Stored entries:
--- begin ---
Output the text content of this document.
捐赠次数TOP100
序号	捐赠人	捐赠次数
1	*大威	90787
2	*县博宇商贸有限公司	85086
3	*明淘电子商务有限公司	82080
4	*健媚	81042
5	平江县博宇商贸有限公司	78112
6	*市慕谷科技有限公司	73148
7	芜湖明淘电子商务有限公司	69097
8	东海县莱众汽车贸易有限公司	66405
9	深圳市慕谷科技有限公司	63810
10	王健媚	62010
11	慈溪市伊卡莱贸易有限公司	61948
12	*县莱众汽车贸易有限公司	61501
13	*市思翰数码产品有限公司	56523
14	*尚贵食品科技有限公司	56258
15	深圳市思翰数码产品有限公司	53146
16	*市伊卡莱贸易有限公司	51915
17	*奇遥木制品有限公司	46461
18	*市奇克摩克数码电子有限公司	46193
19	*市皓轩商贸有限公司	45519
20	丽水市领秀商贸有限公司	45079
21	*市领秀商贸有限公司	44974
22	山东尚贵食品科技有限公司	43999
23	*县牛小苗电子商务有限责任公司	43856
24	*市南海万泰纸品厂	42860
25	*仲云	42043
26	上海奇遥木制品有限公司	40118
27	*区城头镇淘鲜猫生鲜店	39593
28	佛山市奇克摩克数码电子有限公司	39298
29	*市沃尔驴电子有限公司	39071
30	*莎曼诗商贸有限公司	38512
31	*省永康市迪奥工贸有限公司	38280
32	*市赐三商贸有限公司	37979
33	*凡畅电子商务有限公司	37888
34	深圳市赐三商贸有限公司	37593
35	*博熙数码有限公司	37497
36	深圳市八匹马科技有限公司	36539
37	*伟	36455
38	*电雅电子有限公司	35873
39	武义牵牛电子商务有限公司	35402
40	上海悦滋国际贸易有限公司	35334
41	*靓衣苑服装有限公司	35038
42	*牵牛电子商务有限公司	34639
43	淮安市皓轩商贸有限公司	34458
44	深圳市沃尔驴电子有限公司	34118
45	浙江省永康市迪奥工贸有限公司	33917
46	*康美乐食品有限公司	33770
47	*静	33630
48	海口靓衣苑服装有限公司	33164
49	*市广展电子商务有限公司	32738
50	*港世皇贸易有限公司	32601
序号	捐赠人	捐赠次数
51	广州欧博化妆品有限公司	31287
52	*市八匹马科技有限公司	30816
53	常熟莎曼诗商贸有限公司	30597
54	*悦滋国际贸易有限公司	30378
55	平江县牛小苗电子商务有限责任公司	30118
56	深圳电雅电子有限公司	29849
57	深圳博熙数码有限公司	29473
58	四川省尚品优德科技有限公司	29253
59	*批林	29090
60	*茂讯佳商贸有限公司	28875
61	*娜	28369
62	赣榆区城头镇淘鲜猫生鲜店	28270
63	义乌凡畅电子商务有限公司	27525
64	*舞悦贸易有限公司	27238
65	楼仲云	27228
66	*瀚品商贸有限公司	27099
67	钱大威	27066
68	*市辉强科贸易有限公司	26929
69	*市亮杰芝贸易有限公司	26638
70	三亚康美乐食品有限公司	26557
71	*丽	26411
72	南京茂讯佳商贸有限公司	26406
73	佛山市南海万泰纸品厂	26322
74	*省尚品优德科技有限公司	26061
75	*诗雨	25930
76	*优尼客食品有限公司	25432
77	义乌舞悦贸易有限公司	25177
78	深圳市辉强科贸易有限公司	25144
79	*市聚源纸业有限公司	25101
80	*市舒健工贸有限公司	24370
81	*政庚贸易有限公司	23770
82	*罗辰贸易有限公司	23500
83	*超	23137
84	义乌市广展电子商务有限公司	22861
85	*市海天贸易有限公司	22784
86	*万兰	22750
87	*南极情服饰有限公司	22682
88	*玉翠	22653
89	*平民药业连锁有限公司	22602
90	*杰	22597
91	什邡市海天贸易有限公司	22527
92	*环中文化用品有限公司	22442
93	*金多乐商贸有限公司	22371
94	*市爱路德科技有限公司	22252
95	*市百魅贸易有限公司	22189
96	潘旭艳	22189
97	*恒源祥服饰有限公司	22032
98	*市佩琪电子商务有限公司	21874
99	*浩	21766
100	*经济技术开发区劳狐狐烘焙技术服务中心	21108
--- end ---
= Given instruction =
Above are some records; repeat all of them exactly.

= Output of the exercise =
Output the text content of this document.
捐赠次数TOP100
序号	捐赠人	捐赠次数
1	*大威	90787
2	*县博宇商贸有限公司	85086
3	*明淘电子商务有限公司	82080
4	*健媚	81042
5	平江县博宇商贸有限公司	78112
6	*市慕谷科技有限公司	73148
7	芜湖明淘电子商务有限公司	69097
8	东海县莱众汽车贸易有限公司	66405
9	深圳市慕谷科技有限公司	63810
10	王健媚	62010
11	慈溪市伊卡莱贸易有限公司	61948
12	*县莱众汽车贸易有限公司	61501
13	*市思翰数码产品有限公司	56523
14	*尚贵食品科技有限公司	56258
15	深圳市思翰数码产品有限公司	53146
16	*市伊卡莱贸易有限公司	51915
17	*奇遥木制品有限公司	46461
18	*市奇克摩克数码电子有限公司	46193
19	*市皓轩商贸有限公司	45519
20	丽水市领秀商贸有限公司	45079
21	*市领秀商贸有限公司	44974
22	山东尚贵食品科技有限公司	43999
23	*县牛小苗电子商务有限责任公司	43856
24	*市南海万泰纸品厂	42860
25	*仲云	42043
26	上海奇遥木制品有限公司	40118
27	*区城头镇淘鲜猫生鲜店	39593
28	佛山市奇克摩克数码电子有限公司	39298
29	*市沃尔驴电子有限公司	39071
30	*莎曼诗商贸有限公司	38512
31	*省永康市迪奥工贸有限公司	38280
32	*市赐三商贸有限公司	37979
33	*凡畅电子商务有限公司	37888
34	深圳市赐三商贸有限公司	37593
35	*博熙数码有限公司	37497
36	深圳市八匹马科技有限公司	36539
37	*伟	36455
38	*电雅电子有限公司	35873
39	武义牵牛电子商务有限公司	35402
40	上海悦滋国际贸易有限公司	35334
41	*靓衣苑服装有限公司	35038
42	*牵牛电子商务有限公司	34639
43	淮安市皓轩商贸有限公司	34458
44	深圳市沃尔驴电子有限公司	34118
45	浙江省永康市迪奥工贸有限公司	33917
46	*康美乐食品有限公司	33770
47	*静	33630
48	海口靓衣苑服装有限公司	33164
49	*市广展电子商务有限公司	32738
50	*港世皇贸易有限公司	32601
序号	捐赠人	捐赠次数
51	广州欧博化妆品有限公司	31287
52	*市八匹马科技有限公司	30816
53	常熟莎曼诗商贸有限公司	30597
54	*悦滋国际贸易有限公司	30378
55	平江县牛小苗电子商务有限责任公司	30118
56	深圳电雅电子有限公司	29849
57	深圳博熙数码有限公司	29473
58	四川省尚品优德科技有限公司	29253
59	*批林	29090
60	*茂讯佳商贸有限公司	28875
61	*娜	28369
62	赣榆区城头镇淘鲜猫生鲜店	28270
63	义乌凡畅电子商务有限公司	27525
64	*舞悦贸易有限公司	27238
65	楼仲云	27228
66	*瀚品商贸有限公司	27099
67	钱大威	27066
68	*市辉强科贸易有限公司	26929
69	*市亮杰芝贸易有限公司	26638
70	三亚康美乐食品有限公司	26557
71	*丽	26411
72	南京茂讯佳商贸有限公司	26406
73	佛山市南海万泰纸品厂	26322
74	*省尚品优德科技有限公司	26061
75	*诗雨	25930
76	*优尼客食品有限公司	25432
77	义乌舞悦贸易有限公司	25177
78	深圳市辉强科贸易有限公司	25144
79	*市聚源纸业有限公司	25101
80	*市舒健工贸有限公司	24370
81	*政庚贸易有限公司	23770
82	*罗辰贸易有限公司	23500
83	*超	23137
84	义乌市广展电子商务有限公司	22861
85	*市海天贸易有限公司	22784
86	*万兰	22750
87	*南极情服饰有限公司	22682
88	*玉翠	22653
89	*平民药业连锁有限公司	22602
90	*杰	22597
91	什邡市海天贸易有限公司	22527
92	*环中文化用品有限公司	22442
93	*金多乐商贸有限公司	22371
94	*市爱路德科技有限公司	22252
95	*市百魅贸易有限公司	22189
96	潘旭艳	22189
97	*恒源祥服饰有限公司	22032
98	*市佩琪电子商务有限公司	21874
99	*浩	21766
100	*经济技术开发区劳狐狐烘焙技术服务中心	21108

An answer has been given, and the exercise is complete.